---------- RECORDS PROVIDED

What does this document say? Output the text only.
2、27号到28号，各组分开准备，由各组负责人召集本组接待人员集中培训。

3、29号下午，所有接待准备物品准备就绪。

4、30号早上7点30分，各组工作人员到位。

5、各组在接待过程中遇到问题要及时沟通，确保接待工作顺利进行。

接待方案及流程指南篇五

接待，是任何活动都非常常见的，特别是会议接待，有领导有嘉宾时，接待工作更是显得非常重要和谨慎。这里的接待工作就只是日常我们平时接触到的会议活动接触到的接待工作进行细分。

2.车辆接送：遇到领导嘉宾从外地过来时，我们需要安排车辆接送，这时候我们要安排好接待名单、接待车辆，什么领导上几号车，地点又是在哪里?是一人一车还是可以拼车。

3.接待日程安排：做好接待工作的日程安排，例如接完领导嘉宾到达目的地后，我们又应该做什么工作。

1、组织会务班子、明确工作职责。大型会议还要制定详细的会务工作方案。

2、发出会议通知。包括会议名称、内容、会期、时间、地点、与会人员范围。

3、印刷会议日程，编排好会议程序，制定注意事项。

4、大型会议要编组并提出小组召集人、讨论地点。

--------------------
---------- RECORDS PROVIDED

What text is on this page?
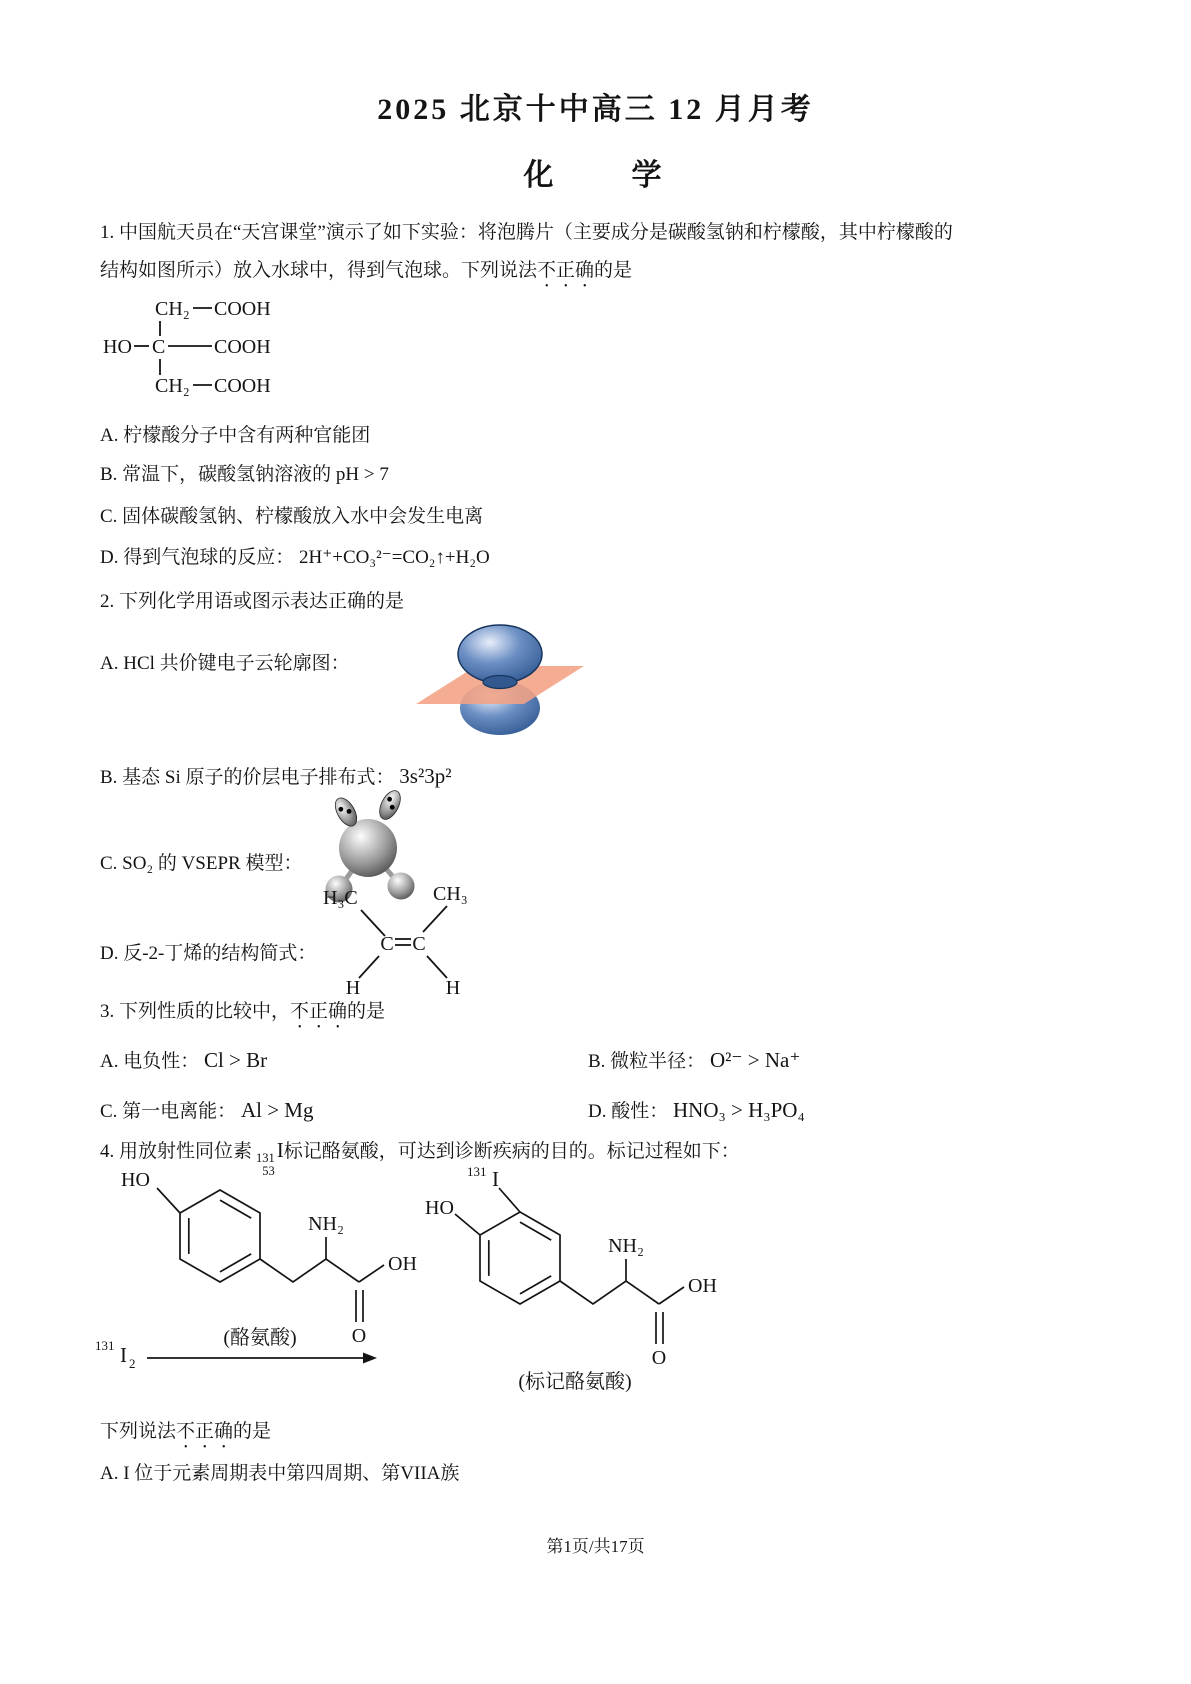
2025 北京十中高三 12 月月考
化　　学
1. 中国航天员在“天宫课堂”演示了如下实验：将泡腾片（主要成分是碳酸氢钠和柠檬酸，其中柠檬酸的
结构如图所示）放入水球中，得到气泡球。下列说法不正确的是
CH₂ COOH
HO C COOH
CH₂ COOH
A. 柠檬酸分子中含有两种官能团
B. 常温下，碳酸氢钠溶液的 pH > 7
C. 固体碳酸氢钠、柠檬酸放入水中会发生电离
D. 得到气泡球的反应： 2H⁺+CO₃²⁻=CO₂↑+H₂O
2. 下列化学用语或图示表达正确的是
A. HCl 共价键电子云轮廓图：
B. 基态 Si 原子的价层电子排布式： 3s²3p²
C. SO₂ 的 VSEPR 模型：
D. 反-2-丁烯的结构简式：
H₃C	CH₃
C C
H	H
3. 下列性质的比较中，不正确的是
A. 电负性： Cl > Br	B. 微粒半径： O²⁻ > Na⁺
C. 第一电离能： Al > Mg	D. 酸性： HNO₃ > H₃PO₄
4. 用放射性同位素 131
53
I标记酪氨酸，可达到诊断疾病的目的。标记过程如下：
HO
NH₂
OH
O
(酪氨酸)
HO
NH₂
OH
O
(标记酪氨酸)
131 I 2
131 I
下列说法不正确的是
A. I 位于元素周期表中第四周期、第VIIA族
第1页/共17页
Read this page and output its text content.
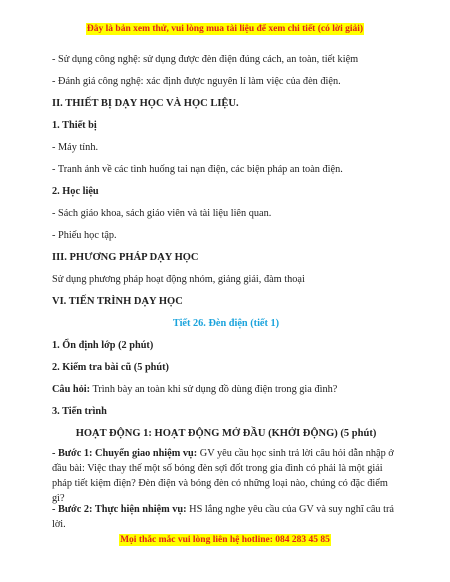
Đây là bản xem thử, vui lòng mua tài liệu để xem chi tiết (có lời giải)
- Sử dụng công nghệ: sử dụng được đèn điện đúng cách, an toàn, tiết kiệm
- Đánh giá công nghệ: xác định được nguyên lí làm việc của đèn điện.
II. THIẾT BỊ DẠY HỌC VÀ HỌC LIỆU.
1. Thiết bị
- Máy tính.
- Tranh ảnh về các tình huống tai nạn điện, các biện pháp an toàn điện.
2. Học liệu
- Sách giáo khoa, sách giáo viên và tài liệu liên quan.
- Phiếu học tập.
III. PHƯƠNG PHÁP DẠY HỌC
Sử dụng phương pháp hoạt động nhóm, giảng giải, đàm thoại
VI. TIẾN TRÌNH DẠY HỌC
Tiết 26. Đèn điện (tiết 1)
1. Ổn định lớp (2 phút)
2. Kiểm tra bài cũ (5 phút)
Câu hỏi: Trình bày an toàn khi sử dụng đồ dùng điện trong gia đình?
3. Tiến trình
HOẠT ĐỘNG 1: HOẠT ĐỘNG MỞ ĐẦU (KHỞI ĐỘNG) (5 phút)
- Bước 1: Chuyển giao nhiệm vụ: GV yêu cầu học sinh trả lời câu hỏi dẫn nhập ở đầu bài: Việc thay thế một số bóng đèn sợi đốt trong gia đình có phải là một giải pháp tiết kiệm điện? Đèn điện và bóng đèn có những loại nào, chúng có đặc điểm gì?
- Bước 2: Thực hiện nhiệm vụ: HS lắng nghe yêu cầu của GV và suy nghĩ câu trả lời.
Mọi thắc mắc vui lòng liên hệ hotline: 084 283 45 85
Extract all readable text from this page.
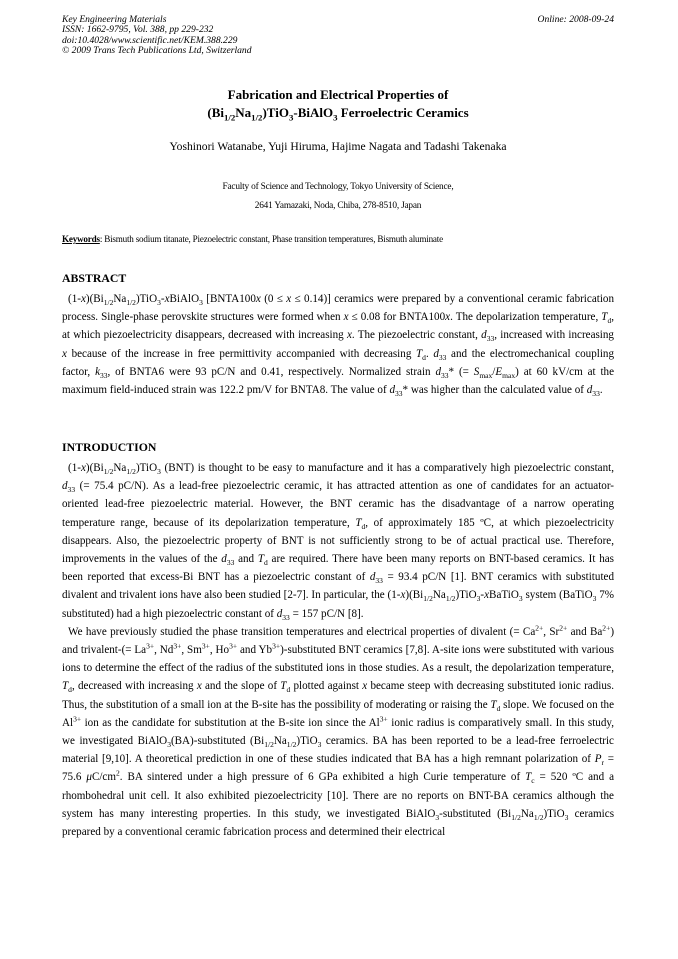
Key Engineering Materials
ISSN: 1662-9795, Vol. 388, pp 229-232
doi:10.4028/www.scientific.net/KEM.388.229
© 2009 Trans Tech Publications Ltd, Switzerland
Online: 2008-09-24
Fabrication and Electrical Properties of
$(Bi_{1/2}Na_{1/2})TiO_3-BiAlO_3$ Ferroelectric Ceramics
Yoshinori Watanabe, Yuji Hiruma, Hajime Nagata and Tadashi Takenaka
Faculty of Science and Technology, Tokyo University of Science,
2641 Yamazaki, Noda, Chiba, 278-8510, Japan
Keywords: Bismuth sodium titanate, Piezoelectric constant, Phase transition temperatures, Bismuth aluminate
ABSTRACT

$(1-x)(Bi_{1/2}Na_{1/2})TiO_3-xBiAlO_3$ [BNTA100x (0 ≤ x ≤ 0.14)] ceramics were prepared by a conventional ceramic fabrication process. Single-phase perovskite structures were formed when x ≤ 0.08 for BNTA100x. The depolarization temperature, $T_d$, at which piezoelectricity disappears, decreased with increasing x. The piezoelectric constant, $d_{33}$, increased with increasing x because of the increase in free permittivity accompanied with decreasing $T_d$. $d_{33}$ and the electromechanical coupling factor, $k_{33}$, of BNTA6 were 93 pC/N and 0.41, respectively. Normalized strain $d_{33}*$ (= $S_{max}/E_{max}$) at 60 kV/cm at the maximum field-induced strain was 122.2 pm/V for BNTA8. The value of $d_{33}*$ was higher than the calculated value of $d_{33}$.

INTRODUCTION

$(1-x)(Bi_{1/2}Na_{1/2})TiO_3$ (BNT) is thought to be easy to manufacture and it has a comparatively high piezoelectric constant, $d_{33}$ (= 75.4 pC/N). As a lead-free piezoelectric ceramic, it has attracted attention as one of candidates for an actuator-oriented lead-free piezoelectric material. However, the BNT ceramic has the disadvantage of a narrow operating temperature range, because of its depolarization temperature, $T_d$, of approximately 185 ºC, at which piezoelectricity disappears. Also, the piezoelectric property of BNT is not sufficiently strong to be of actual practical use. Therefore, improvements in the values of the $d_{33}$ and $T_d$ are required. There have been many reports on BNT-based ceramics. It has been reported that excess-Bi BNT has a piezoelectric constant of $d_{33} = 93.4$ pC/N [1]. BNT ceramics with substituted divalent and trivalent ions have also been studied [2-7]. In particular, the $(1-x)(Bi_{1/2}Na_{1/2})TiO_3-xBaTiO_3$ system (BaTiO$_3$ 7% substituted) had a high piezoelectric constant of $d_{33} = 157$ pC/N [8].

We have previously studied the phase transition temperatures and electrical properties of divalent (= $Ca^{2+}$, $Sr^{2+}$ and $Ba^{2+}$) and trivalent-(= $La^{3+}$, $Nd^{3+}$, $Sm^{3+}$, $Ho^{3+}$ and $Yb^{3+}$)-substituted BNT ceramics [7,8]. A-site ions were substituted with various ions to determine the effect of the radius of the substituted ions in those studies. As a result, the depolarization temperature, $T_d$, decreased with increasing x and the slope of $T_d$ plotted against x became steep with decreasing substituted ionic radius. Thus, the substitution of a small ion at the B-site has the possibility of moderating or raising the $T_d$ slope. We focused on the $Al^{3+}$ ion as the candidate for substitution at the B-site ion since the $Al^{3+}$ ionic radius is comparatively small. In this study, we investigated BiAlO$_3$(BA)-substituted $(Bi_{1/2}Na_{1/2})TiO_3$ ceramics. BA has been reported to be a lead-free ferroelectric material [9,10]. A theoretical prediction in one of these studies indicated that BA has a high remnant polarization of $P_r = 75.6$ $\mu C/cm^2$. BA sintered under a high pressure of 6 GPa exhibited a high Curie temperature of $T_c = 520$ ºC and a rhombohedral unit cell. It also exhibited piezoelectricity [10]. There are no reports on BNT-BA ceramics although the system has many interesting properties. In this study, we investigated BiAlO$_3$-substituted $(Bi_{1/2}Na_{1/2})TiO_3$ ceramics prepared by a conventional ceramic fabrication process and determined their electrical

--------------------

◆ **WHAT IS ASKED**:
Report back each line of the entries that holds the string "tiết".

◆ **WRITTEN ANSWER**:
Đây là bản xem thử, vui lòng mua tài liệu để xem chi tiết (có lời giải)
- Sử dụng công nghệ: sử dụng được đèn điện đúng cách, an toàn, tiết kiệm
Tiết 26. Đèn điện (tiết 1)
- Bước 1: Chuyển giao nhiệm vụ: GV yêu cầu học sinh trả lời câu hỏi dẫn nhập ở đầu bài: Việc thay thế một số bóng đèn sợi đốt trong gia đình có phải là một giải pháp tiết kiệm điện? Đèn điện và bóng đèn có những loại nào, chúng có đặc điểm gì?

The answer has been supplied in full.